#### Problem to solve
Output the data exactly, with every line intact.

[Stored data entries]
>> Begin

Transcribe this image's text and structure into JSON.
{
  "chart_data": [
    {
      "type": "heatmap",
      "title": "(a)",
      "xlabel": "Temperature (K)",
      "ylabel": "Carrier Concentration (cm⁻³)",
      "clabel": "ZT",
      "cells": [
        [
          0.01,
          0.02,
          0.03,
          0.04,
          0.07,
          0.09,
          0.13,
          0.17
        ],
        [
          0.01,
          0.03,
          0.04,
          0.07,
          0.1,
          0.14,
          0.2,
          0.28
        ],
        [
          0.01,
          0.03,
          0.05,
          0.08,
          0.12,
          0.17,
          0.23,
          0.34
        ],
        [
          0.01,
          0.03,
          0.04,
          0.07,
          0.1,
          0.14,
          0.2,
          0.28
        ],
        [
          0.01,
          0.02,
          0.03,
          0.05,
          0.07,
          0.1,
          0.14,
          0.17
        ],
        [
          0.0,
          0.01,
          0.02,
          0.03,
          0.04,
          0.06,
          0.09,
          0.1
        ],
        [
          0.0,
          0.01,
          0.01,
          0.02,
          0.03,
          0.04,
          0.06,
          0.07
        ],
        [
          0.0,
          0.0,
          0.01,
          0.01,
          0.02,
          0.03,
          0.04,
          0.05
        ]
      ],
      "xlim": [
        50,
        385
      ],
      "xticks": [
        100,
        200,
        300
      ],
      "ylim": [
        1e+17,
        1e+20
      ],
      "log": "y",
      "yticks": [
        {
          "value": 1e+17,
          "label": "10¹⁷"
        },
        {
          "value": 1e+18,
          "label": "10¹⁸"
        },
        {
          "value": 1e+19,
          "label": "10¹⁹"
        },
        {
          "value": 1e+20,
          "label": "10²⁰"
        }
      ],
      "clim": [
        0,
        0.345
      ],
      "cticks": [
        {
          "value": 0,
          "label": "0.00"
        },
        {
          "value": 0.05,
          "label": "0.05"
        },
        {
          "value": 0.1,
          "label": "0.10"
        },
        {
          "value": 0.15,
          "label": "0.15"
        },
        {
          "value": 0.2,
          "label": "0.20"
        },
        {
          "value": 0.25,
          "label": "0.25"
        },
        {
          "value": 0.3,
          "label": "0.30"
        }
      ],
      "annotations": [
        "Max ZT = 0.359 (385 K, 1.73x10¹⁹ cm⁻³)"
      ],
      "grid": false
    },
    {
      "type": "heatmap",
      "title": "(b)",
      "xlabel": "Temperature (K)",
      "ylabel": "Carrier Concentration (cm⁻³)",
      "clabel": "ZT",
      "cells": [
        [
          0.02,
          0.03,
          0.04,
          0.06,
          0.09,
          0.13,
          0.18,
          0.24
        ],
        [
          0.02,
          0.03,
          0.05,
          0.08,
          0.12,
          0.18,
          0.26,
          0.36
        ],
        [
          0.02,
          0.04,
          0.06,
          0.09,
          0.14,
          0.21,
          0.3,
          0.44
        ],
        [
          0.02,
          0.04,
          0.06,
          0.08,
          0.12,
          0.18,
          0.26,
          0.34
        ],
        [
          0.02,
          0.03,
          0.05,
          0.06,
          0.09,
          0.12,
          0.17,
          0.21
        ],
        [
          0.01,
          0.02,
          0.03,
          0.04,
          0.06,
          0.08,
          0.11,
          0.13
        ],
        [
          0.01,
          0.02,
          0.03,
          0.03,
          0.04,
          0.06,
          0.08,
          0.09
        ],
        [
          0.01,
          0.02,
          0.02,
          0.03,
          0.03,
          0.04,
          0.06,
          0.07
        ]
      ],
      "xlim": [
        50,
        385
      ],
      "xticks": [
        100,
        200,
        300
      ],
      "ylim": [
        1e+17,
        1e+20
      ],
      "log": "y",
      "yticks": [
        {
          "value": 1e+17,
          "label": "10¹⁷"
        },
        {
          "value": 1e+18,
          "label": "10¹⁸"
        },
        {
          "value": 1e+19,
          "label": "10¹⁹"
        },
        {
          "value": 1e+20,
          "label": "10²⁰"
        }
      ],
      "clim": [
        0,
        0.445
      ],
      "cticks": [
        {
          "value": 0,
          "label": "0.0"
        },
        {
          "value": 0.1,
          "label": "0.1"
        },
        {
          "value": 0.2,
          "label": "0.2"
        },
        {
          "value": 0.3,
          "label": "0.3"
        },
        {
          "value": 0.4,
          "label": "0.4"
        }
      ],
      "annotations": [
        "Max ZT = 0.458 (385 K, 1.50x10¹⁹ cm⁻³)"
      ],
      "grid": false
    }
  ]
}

>> End

#### Solution to this exercise
Transcribe this image's text and structure into JSON.
{
  "chart_data": [
    {
      "type": "heatmap",
      "title": "(a)",
      "xlabel": "Temperature (K)",
      "ylabel": "Carrier Concentration (cm⁻³)",
      "clabel": "ZT",
      "cells": [
        [
          0.01,
          0.02,
          0.03,
          0.04,
          0.07,
          0.09,
          0.13,
          0.17
        ],
        [
          0.01,
          0.03,
          0.04,
          0.07,
          0.1,
          0.14,
          0.2,
          0.28
        ],
        [
          0.01,
          0.03,
          0.05,
          0.08,
          0.12,
          0.17,
          0.23,
          0.34
        ],
        [
          0.01,
          0.03,
          0.04,
          0.07,
          0.1,
          0.14,
          0.2,
          0.28
        ],
        [
          0.01,
          0.02,
          0.03,
          0.05,
          0.07,
          0.1,
          0.14,
          0.17
        ],
        [
          0.0,
          0.01,
          0.02,
          0.03,
          0.04,
          0.06,
          0.09,
          0.1
        ],
        [
          0.0,
          0.01,
          0.01,
          0.02,
          0.03,
          0.04,
          0.06,
          0.07
        ],
        [
          0.0,
          0.0,
          0.01,
          0.01,
          0.02,
          0.03,
          0.04,
          0.05
        ]
      ],
      "xlim": [
        50,
        385
      ],
      "xticks": [
        100,
        200,
        300
      ],
      "ylim": [
        1e+17,
        1e+20
      ],
      "log": "y",
      "yticks": [
        {
          "value": 1e+17,
          "label": "10¹⁷"
        },
        {
          "value": 1e+18,
          "label": "10¹⁸"
        },
        {
          "value": 1e+19,
          "label": "10¹⁹"
        },
        {
          "value": 1e+20,
          "label": "10²⁰"
        }
      ],
      "clim": [
        0,
        0.345
      ],
      "cticks": [
        {
          "value": 0,
          "label": "0.00"
        },
        {
          "value": 0.05,
          "label": "0.05"
        },
        {
          "value": 0.1,
          "label": "0.10"
        },
        {
          "value": 0.15,
          "label": "0.15"
        },
        {
          "value": 0.2,
          "label": "0.20"
        },
        {
          "value": 0.25,
          "label": "0.25"
        },
        {
          "value": 0.3,
          "label": "0.30"
        }
      ],
      "annotations": [
        "Max ZT = 0.359 (385 K, 1.73x10¹⁹ cm⁻³)"
      ],
      "grid": false
    },
    {
      "type": "heatmap",
      "title": "(b)",
      "xlabel": "Temperature (K)",
      "ylabel": "Carrier Concentration (cm⁻³)",
      "clabel": "ZT",
      "cells": [
        [
          0.02,
          0.03,
          0.04,
          0.06,
          0.09,
          0.13,
          0.18,
          0.24
        ],
        [
          0.02,
          0.03,
          0.05,
          0.08,
          0.12,
          0.18,
          0.26,
          0.36
        ],
        [
          0.02,
          0.04,
          0.06,
          0.09,
          0.14,
          0.21,
          0.3,
          0.44
        ],
        [
          0.02,
          0.04,
          0.06,
          0.08,
          0.12,
          0.18,
          0.26,
          0.34
        ],
        [
          0.02,
          0.03,
          0.05,
          0.06,
          0.09,
          0.12,
          0.17,
          0.21
        ],
        [
          0.01,
          0.02,
          0.03,
          0.04,
          0.06,
          0.08,
          0.11,
          0.13
        ],
        [
          0.01,
          0.02,
          0.03,
          0.03,
          0.04,
          0.06,
          0.08,
          0.09
        ],
        [
          0.01,
          0.02,
          0.02,
          0.03,
          0.03,
          0.04,
          0.06,
          0.07
        ]
      ],
      "xlim": [
        50,
        385
      ],
      "xticks": [
        100,
        200,
        300
      ],
      "ylim": [
        1e+17,
        1e+20
      ],
      "log": "y",
      "yticks": [
        {
          "value": 1e+17,
          "label": "10¹⁷"
        },
        {
          "value": 1e+18,
          "label": "10¹⁸"
        },
        {
          "value": 1e+19,
          "label": "10¹⁹"
        },
        {
          "value": 1e+20,
          "label": "10²⁰"
        }
      ],
      "clim": [
        0,
        0.445
      ],
      "cticks": [
        {
          "value": 0,
          "label": "0.0"
        },
        {
          "value": 0.1,
          "label": "0.1"
        },
        {
          "value": 0.2,
          "label": "0.2"
        },
        {
          "value": 0.3,
          "label": "0.3"
        },
        {
          "value": 0.4,
          "label": "0.4"
        }
      ],
      "annotations": [
        "Max ZT = 0.458 (385 K, 1.50x10¹⁹ cm⁻³)"
      ],
      "grid": false
    }
  ]
}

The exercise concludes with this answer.